» **What this task involves**: Copy the following lines from the records verbatim, beginning at the line that has "legend-average-swatch bbox=[785, 747, 816, 749]" and stopping after the line that has "zoom-6m-button[interactable]: 6m bbox=[509, 28, 599, 83]".

[Start Data supplied]

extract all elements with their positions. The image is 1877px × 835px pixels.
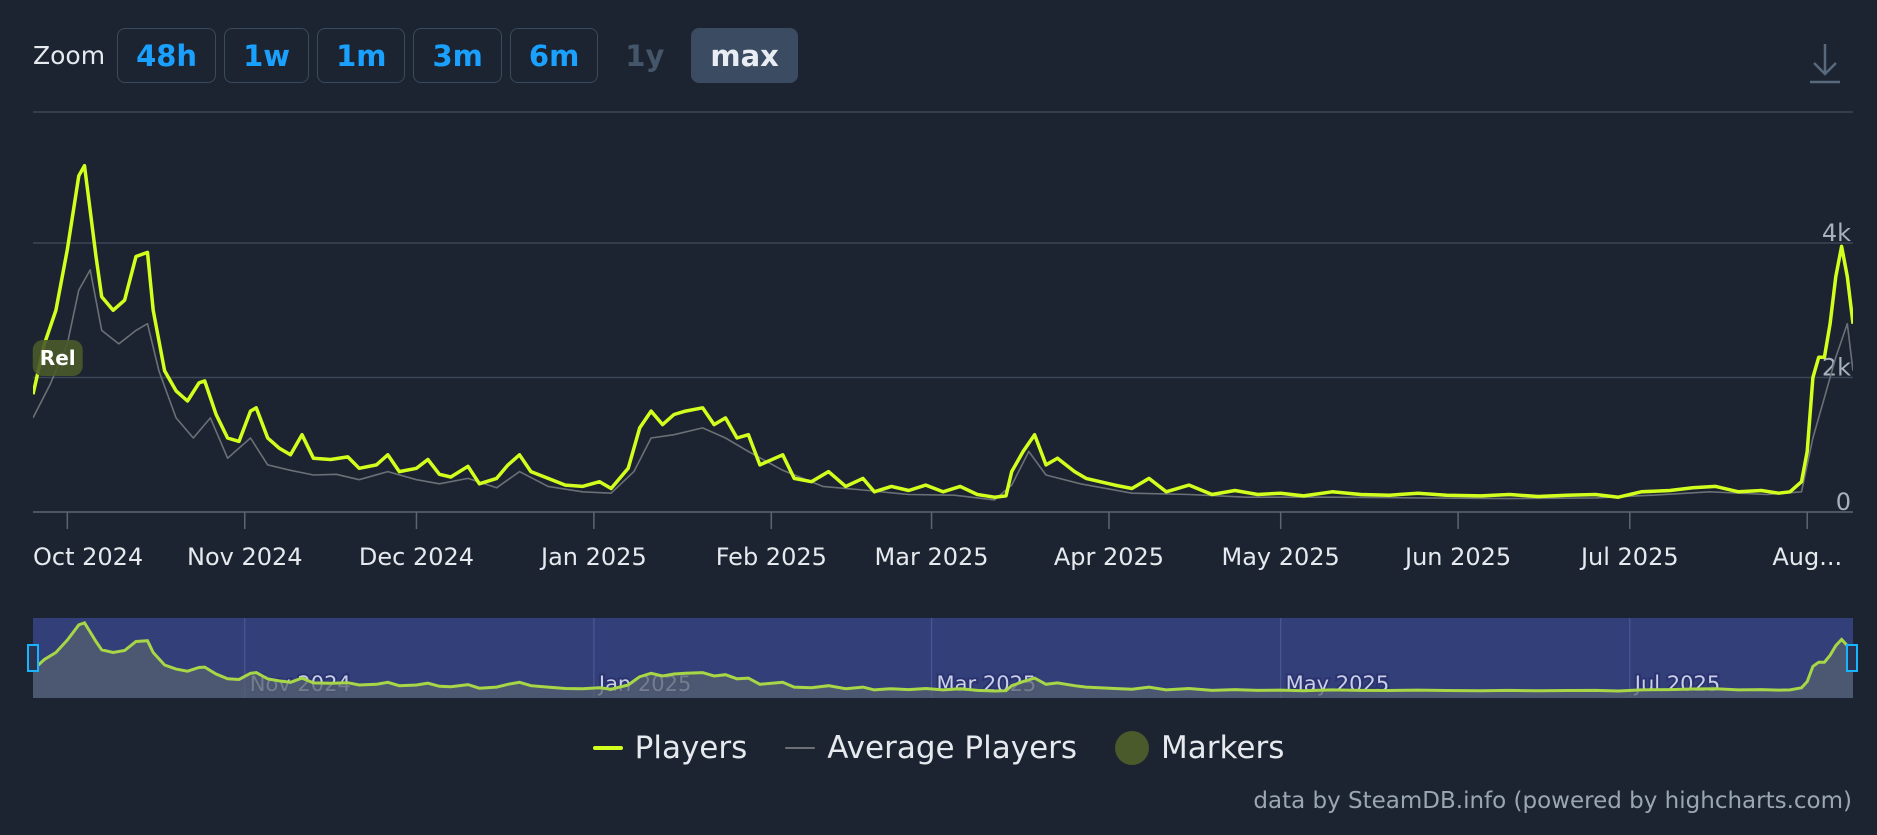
legend-average-swatch bbox=[785, 747, 816, 749]
y-tick-label: 4k bbox=[1822, 219, 1851, 247]
x-tick-label: Jul 2025 bbox=[1579, 543, 1679, 571]
navigator-series-line bbox=[31, 620, 1855, 693]
y-tick-label: 0 bbox=[1836, 488, 1851, 516]
legend-item-players[interactable]: Players bbox=[592, 730, 748, 766]
x-tick-label: Feb 2025 bbox=[716, 543, 827, 571]
zoom-label: Zoom bbox=[33, 41, 106, 70]
navigator-handle-left[interactable] bbox=[27, 644, 39, 672]
x-tick-label: Jan 2025 bbox=[539, 543, 647, 571]
legend: Players Average Players Markers bbox=[0, 730, 1877, 766]
x-tick-label: Dec 2024 bbox=[359, 543, 474, 571]
download-icon[interactable] bbox=[1808, 40, 1842, 86]
x-axis: Oct 2024 Nov 2024 Dec 2024 Jan 2025 Feb 2025… bbox=[33, 512, 1842, 571]
legend-markers-swatch bbox=[1115, 731, 1150, 765]
players-line[interactable] bbox=[33, 163, 1853, 499]
chart-svg: 0 2k 4k Oct 2024 Nov 2024 Dec 2024 Jan 2025 Fe… bbox=[27, 111, 1858, 698]
average-players-line[interactable] bbox=[33, 269, 1853, 501]
y-gridlines: 0 2k 4k bbox=[33, 219, 1853, 516]
legend-item-markers[interactable]: Markers bbox=[1115, 730, 1284, 766]
release-marker-label: Rel bbox=[40, 346, 76, 370]
legend-item-average-players[interactable]: Average Players bbox=[785, 730, 1077, 766]
zoom-48h-button[interactable]: 48h bbox=[117, 28, 217, 83]
zoom-1w-button[interactable]: 1w bbox=[224, 28, 310, 83]
legend-players-swatch bbox=[592, 746, 623, 750]
x-tick-label: Aug... bbox=[1772, 543, 1842, 571]
zoom-3m-button[interactable]: 3m bbox=[413, 28, 502, 83]
release-marker[interactable] bbox=[32, 340, 83, 376]
legend-markers-label: Markers bbox=[1161, 730, 1285, 766]
zoom-1m-button[interactable]: 1m bbox=[317, 28, 406, 83]
x-tick-label: Jun 2025 bbox=[1403, 543, 1511, 571]
x-tick-label: Nov 2024 bbox=[187, 543, 303, 571]
y-tick-label: 2k bbox=[1822, 354, 1851, 382]
x-tick-label: Mar 2025 bbox=[875, 543, 989, 571]
legend-average-label: Average Players bbox=[827, 730, 1078, 766]
navigator-handle-right[interactable] bbox=[1846, 644, 1858, 672]
zoom-6m-button[interactable]: 6m bbox=[509, 28, 599, 83]
credits[interactable]: data by SteamDB.info (powered by highcha… bbox=[1253, 788, 1852, 814]
x-tick-label: Apr 2025 bbox=[1054, 543, 1164, 571]
x-tick-label: May 2025 bbox=[1222, 543, 1340, 571]
zoom-toolbar: Zoom 48h 1w 1m 3m 6m 1y max bbox=[33, 27, 798, 84]
x-tick-label: Oct 2024 bbox=[33, 543, 143, 571]
series-group bbox=[33, 163, 1853, 501]
markers-group: Rel bbox=[32, 340, 83, 376]
legend-players-label: Players bbox=[634, 730, 748, 766]
zoom-max-button[interactable]: max bbox=[691, 28, 798, 83]
zoom-1y-button[interactable]: 1y bbox=[625, 38, 665, 73]
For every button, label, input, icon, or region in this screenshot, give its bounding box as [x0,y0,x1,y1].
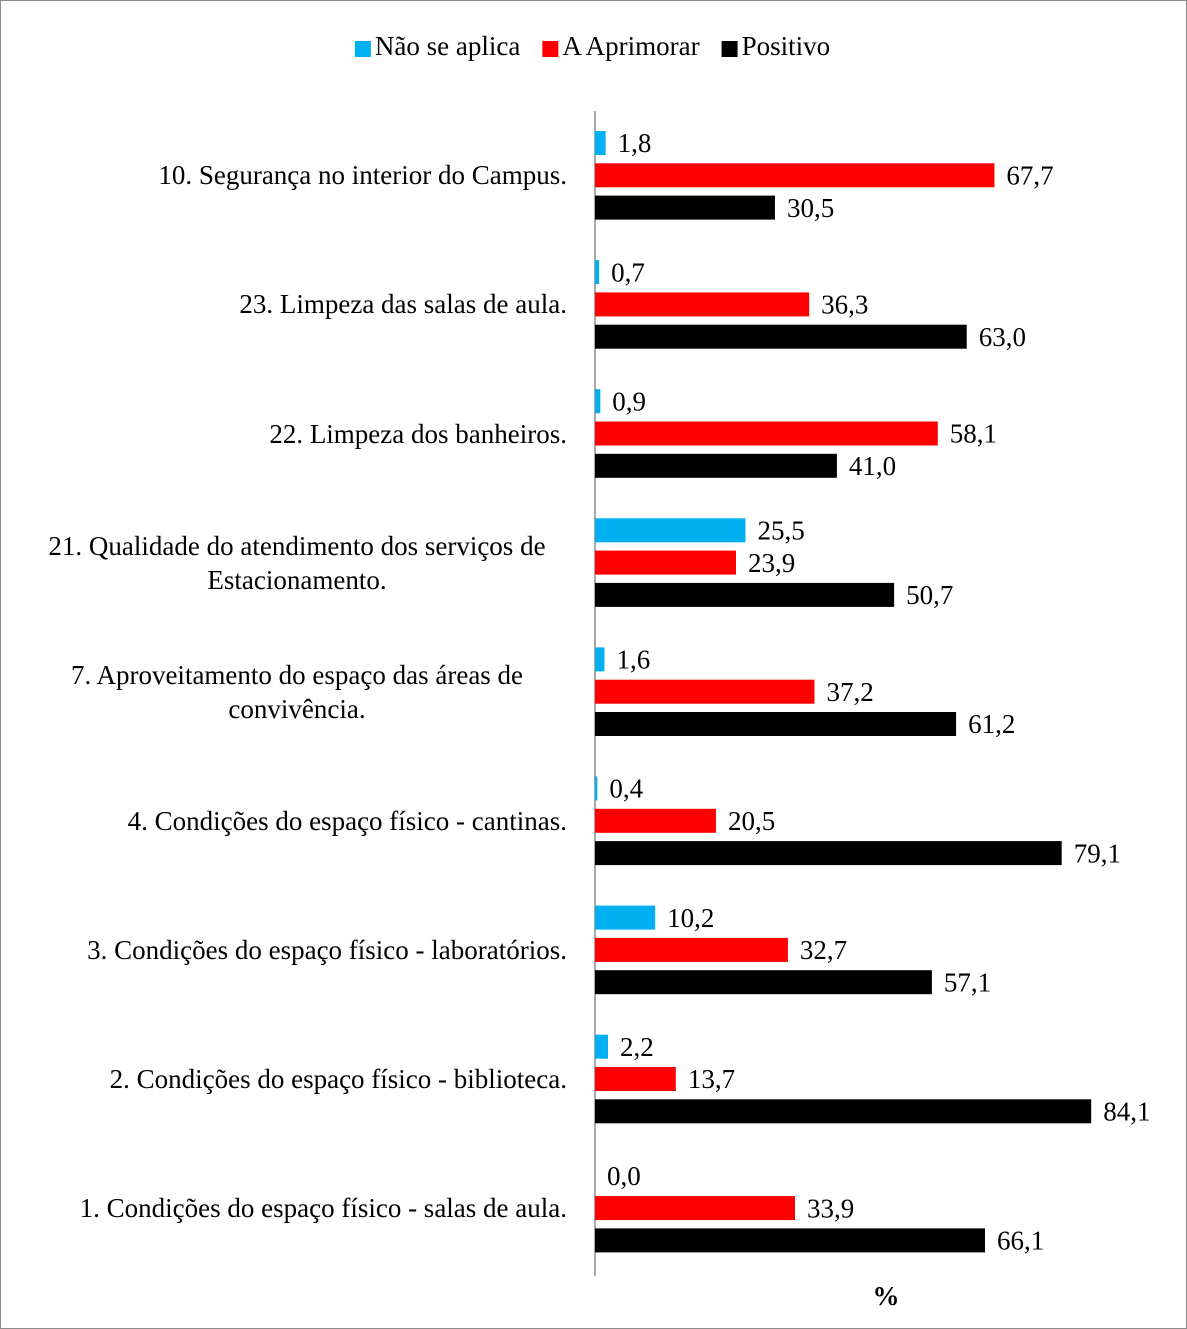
value-label: 41,0 [849,451,896,481]
value-label: 30,5 [787,193,834,223]
value-label: 0,4 [609,774,643,804]
bar [595,712,957,736]
value-label: 79,1 [1074,838,1121,868]
value-label: 36,3 [821,290,868,320]
category-label-box: 21. Qualidade do atendimento dos serviço… [1,513,567,613]
category-label-box: 1. Condições do espaço físico - salas de… [1,1158,567,1258]
bar [595,518,746,543]
value-label: 13,7 [688,1064,735,1094]
value-label: 57,1 [944,967,991,997]
legend-swatch [721,41,738,57]
bar [595,324,967,349]
category-label: 7. Aproveitamento do espaço das áreas de… [70,659,524,724]
value-label: 32,7 [800,935,847,965]
bar [595,421,938,446]
category-label: 4. Condições do espaço físico - cantinas… [127,805,567,836]
bar [595,1099,1092,1124]
bar [595,841,1062,866]
bar [595,679,815,704]
x-axis-label: % [873,1281,900,1311]
value-label: 33,9 [807,1193,854,1223]
category-label-box: 22. Limpeza dos banheiros. [1,384,567,484]
value-label: 66,1 [997,1226,1044,1256]
bar [595,195,775,220]
category-label: 21. Qualidade do atendimento dos serviço… [48,530,546,595]
bar [595,1228,985,1253]
value-label: 50,7 [906,580,953,610]
value-label: 63,0 [979,322,1026,352]
legend-label: A Aprimorar [562,31,699,61]
category-label: 1. Condições do espaço físico - salas de… [79,1193,567,1224]
value-label: 58,1 [950,419,997,449]
bar [595,131,606,155]
bar [595,292,810,317]
category-label-box: 2. Condições do espaço físico - bibliote… [1,1029,567,1129]
bar [595,582,895,607]
bar [595,1034,608,1059]
value-label: 2,2 [620,1032,654,1062]
value-label: 84,1 [1103,1097,1150,1127]
category-label-box: 3. Condições do espaço físico - laborató… [1,900,567,1000]
bar [595,163,995,188]
bar [595,647,605,672]
category-label: 23. Limpeza das salas de aula. [239,289,567,320]
legend-label: Positivo [742,31,831,61]
bar [595,389,601,414]
category-label: 3. Condições do espaço físico - laborató… [87,934,567,965]
bar [595,260,600,285]
bar [595,937,788,962]
category-label-box: 23. Limpeza das salas de aula. [1,254,567,354]
bar [595,776,598,801]
legend-swatch [542,41,559,57]
value-label: 0,9 [612,386,646,416]
bar [595,905,656,930]
value-label: 37,2 [826,677,873,707]
value-label: 23,9 [748,548,795,578]
bar [595,1067,676,1091]
value-label: 0,0 [607,1161,641,1191]
value-label: 25,5 [757,516,804,546]
bar [595,550,737,575]
category-label: 10. Segurança no interior do Campus. [158,160,567,191]
legend-swatch [354,41,371,57]
category-label-box: 4. Condições do espaço físico - cantinas… [1,771,567,871]
bar [595,1196,796,1221]
bar [595,808,716,833]
value-label: 10,2 [667,903,714,933]
value-label: 1,6 [616,645,650,675]
value-label: 61,2 [968,709,1015,739]
bar [595,453,837,478]
value-label: 67,7 [1006,161,1053,191]
bar [595,970,932,995]
value-label: 20,5 [728,806,775,836]
value-label: 1,8 [618,128,652,158]
category-label-box: 10. Segurança no interior do Campus. [1,125,567,225]
legend-label: Não se aplica [375,31,520,61]
value-label: 0,7 [611,257,645,287]
category-label: 2. Condições do espaço físico - bibliote… [109,1064,567,1094]
category-label-box: 7. Aproveitamento do espaço das áreas de… [1,642,567,742]
category-label: 22. Limpeza dos banheiros. [269,418,567,449]
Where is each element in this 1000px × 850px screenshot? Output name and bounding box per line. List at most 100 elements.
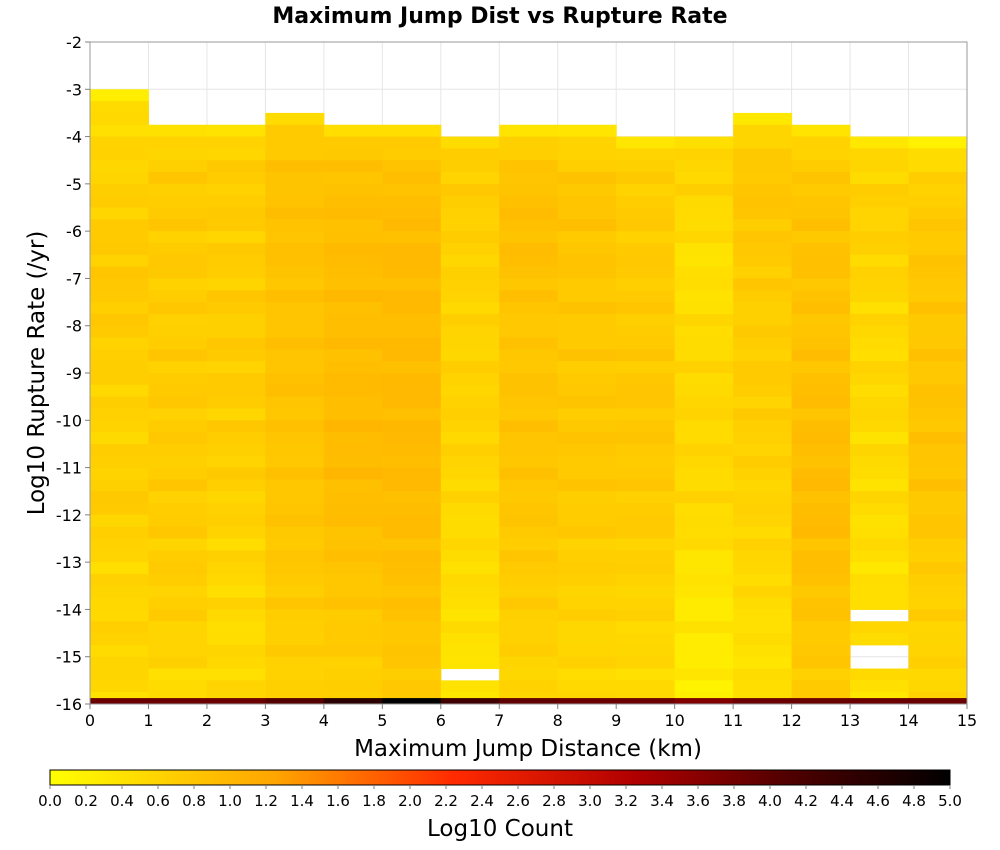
heatmap-cell [850, 231, 910, 244]
heatmap-cell [148, 266, 208, 279]
heatmap-cell [440, 290, 500, 303]
heatmap-cell [850, 337, 910, 350]
heatmap-cell [674, 420, 734, 433]
heatmap-cell [499, 432, 559, 445]
heatmap-cell [382, 644, 442, 658]
heatmap-cell [323, 183, 383, 197]
heatmap-cell [499, 361, 559, 374]
heatmap-cell [908, 349, 968, 362]
heatmap-cell [850, 550, 910, 563]
heatmap-cell [616, 183, 676, 197]
heatmap-cell [382, 373, 442, 386]
heatmap-cell [674, 503, 734, 516]
heatmap-cell [791, 656, 851, 670]
heatmap-cell [908, 290, 968, 303]
heatmap-cell [908, 384, 968, 398]
heatmap-cell [440, 254, 500, 268]
heatmap-cell [90, 443, 149, 457]
heatmap-cell [850, 278, 910, 291]
heatmap-cell [382, 420, 442, 433]
heatmap-cell [323, 491, 383, 504]
heatmap-cell [382, 313, 442, 327]
heatmap-cell [733, 124, 793, 138]
heatmap-cell [382, 680, 442, 693]
heatmap-cell [908, 325, 968, 339]
heatmap-cell [440, 349, 500, 362]
heatmap-cell [148, 420, 208, 433]
heatmap-cell [674, 443, 734, 457]
colorbar-tick-label: 0.0 [38, 792, 62, 810]
heatmap-cell [148, 302, 208, 315]
heatmap-cell [733, 633, 793, 646]
heatmap-cell [791, 136, 851, 149]
heatmap-cell [148, 396, 208, 409]
heatmap-cell [323, 633, 383, 646]
heatmap-cell [850, 136, 910, 149]
x-tick-label: 14 [898, 711, 918, 730]
heatmap-cell [733, 562, 793, 575]
heatmap-cell [733, 325, 793, 339]
heatmap-cell [674, 562, 734, 575]
heatmap-cell [674, 349, 734, 362]
heatmap-cell [499, 479, 559, 492]
heatmap-cell [323, 207, 383, 220]
heatmap-cell [499, 585, 559, 599]
heatmap-cell [499, 254, 559, 268]
y-tick-label: -10 [56, 411, 82, 430]
heatmap-cell [850, 361, 910, 374]
heatmap-cell [557, 479, 617, 492]
heatmap-cell [908, 455, 968, 469]
heatmap-cell [557, 514, 617, 528]
heatmap-cell [908, 396, 968, 409]
heatmap-cell [733, 550, 793, 563]
heatmap-cell [908, 373, 968, 386]
heatmap-cell [90, 538, 149, 551]
heatmap-cell [382, 278, 442, 291]
heatmap-cell [440, 231, 500, 244]
heatmap-cell [90, 148, 149, 161]
heatmap-cell [440, 361, 500, 374]
heatmap-cell [265, 384, 325, 398]
heatmap-cell [908, 160, 968, 173]
heatmap-cell [382, 396, 442, 409]
heatmap-cell [557, 621, 617, 634]
heatmap-cell-bottom [323, 698, 383, 704]
heatmap-cell [850, 290, 910, 303]
heatmap-cell [382, 573, 442, 587]
heatmap-cell [850, 455, 910, 469]
heatmap-cell [908, 503, 968, 516]
heatmap-cell [148, 621, 208, 634]
heatmap-cell [265, 396, 325, 409]
heatmap-cell [850, 408, 910, 421]
heatmap-cell [674, 373, 734, 386]
heatmap-cell [440, 207, 500, 220]
heatmap-cell [557, 680, 617, 693]
heatmap-cell [206, 455, 266, 469]
heatmap-cell [148, 432, 208, 445]
x-tick-label: 8 [553, 711, 563, 730]
heatmap-cell [206, 361, 266, 374]
heatmap-cell [90, 656, 149, 670]
heatmap-cell [733, 219, 793, 232]
heatmap-cell [323, 609, 383, 622]
heatmap-cell [908, 656, 968, 670]
heatmap-cell [499, 325, 559, 339]
heatmap-cell [323, 550, 383, 563]
heatmap-cell [908, 585, 968, 599]
heatmap-cell [674, 302, 734, 315]
heatmap-cell [323, 195, 383, 208]
heatmap-cell [908, 597, 968, 610]
heatmap-cell [499, 337, 559, 350]
heatmap-cell [733, 396, 793, 409]
heatmap-cell [557, 160, 617, 173]
heatmap-cell [616, 231, 676, 244]
heatmap-cell [791, 550, 851, 563]
heatmap-cell [382, 597, 442, 610]
heatmap-cell [850, 254, 910, 268]
heatmap-cell [674, 621, 734, 634]
heatmap-cell [733, 609, 793, 622]
heatmap-cell [557, 278, 617, 291]
heatmap-cell [90, 609, 149, 622]
heatmap-cell [616, 384, 676, 398]
heatmap-cell [206, 313, 266, 327]
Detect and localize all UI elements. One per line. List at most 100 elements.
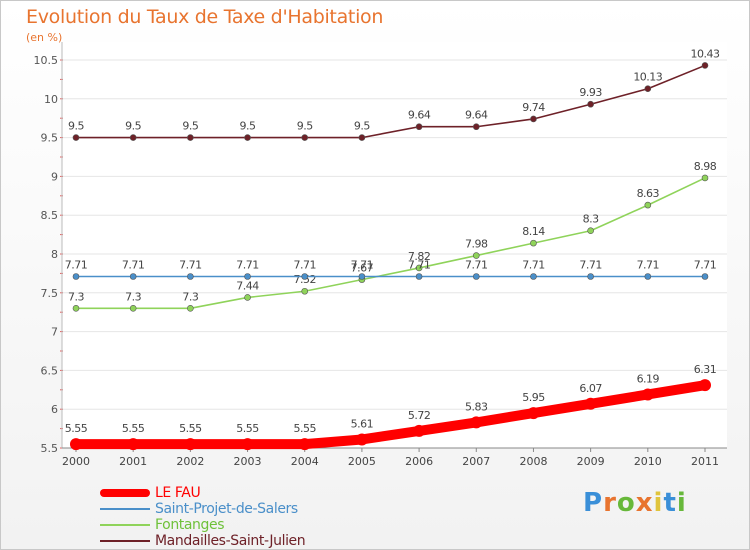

[End Data supplied]

» **Reply**:
legend-average-swatch bbox=[785, 747, 816, 749]
y-tick-label: 4k bbox=[1822, 219, 1851, 247]
x-tick-label: Jul 2025 bbox=[1579, 543, 1679, 571]
navigator-series-line bbox=[31, 620, 1855, 693]
y-tick-label: 0 bbox=[1836, 488, 1851, 516]
legend-item-players[interactable]: Players bbox=[592, 730, 748, 766]
x-tick-label: Feb 2025 bbox=[716, 543, 827, 571]
zoom-label: Zoom bbox=[33, 41, 106, 70]
navigator-handle-left[interactable] bbox=[27, 644, 39, 672]
x-tick-label: Jan 2025 bbox=[539, 543, 647, 571]
legend: Players Average Players Markers bbox=[0, 730, 1877, 766]
x-tick-label: Dec 2024 bbox=[359, 543, 474, 571]
download-icon[interactable] bbox=[1808, 40, 1842, 86]
x-axis: Oct 2024 Nov 2024 Dec 2024 Jan 2025 Feb 2025… bbox=[33, 512, 1842, 571]
legend-markers-swatch bbox=[1115, 731, 1150, 765]
players-line[interactable] bbox=[33, 163, 1853, 499]
chart-svg: 0 2k 4k Oct 2024 Nov 2024 Dec 2024 Jan 2025 Fe… bbox=[27, 111, 1858, 698]
average-players-line[interactable] bbox=[33, 269, 1853, 501]
y-gridlines: 0 2k 4k bbox=[33, 219, 1853, 516]
legend-item-markers[interactable]: Markers bbox=[1115, 730, 1284, 766]
release-marker-label: Rel bbox=[40, 346, 76, 370]
legend-item-average-players[interactable]: Average Players bbox=[785, 730, 1077, 766]
zoom-48h-button[interactable]: 48h bbox=[117, 28, 217, 83]
zoom-1w-button[interactable]: 1w bbox=[224, 28, 310, 83]
legend-players-swatch bbox=[592, 746, 623, 750]
x-tick-label: Aug... bbox=[1772, 543, 1842, 571]
zoom-3m-button[interactable]: 3m bbox=[413, 28, 502, 83]
release-marker[interactable] bbox=[32, 340, 83, 376]
legend-markers-label: Markers bbox=[1161, 730, 1285, 766]
zoom-1m-button[interactable]: 1m bbox=[317, 28, 406, 83]
x-tick-label: Jun 2025 bbox=[1403, 543, 1511, 571]
x-tick-label: Nov 2024 bbox=[187, 543, 303, 571]
y-tick-label: 2k bbox=[1822, 354, 1851, 382]
x-tick-label: Mar 2025 bbox=[875, 543, 989, 571]
legend-average-label: Average Players bbox=[827, 730, 1078, 766]
navigator-handle-right[interactable] bbox=[1846, 644, 1858, 672]
zoom-6m-button[interactable]: 6m bbox=[509, 28, 599, 83]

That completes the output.